— START Dataset rows —

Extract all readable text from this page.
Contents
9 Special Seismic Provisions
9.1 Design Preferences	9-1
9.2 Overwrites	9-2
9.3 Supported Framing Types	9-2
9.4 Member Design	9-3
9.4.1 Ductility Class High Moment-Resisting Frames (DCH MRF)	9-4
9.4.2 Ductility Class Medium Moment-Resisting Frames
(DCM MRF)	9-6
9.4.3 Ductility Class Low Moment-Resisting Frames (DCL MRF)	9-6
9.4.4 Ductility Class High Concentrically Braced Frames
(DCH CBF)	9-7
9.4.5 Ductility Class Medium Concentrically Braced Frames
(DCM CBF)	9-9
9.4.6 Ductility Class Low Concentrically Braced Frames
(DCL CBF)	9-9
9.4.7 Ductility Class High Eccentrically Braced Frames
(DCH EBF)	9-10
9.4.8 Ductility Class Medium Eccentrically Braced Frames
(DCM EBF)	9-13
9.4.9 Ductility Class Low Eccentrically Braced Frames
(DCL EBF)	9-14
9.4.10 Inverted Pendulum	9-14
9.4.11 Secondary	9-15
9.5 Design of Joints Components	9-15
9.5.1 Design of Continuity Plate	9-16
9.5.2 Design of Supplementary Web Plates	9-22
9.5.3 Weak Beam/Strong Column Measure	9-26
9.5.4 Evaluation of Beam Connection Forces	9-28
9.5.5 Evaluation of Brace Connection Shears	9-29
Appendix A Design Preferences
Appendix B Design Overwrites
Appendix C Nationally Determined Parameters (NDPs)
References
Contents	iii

— END Dataset rows —

§ **Work to do**: Gather up, from the records above, each line where the word "Appendix" appears.

§ **Correct answer**:
Appendix A Design Preferences
Appendix B Design Overwrites
Appendix C Nationally Determined Parameters (NDPs)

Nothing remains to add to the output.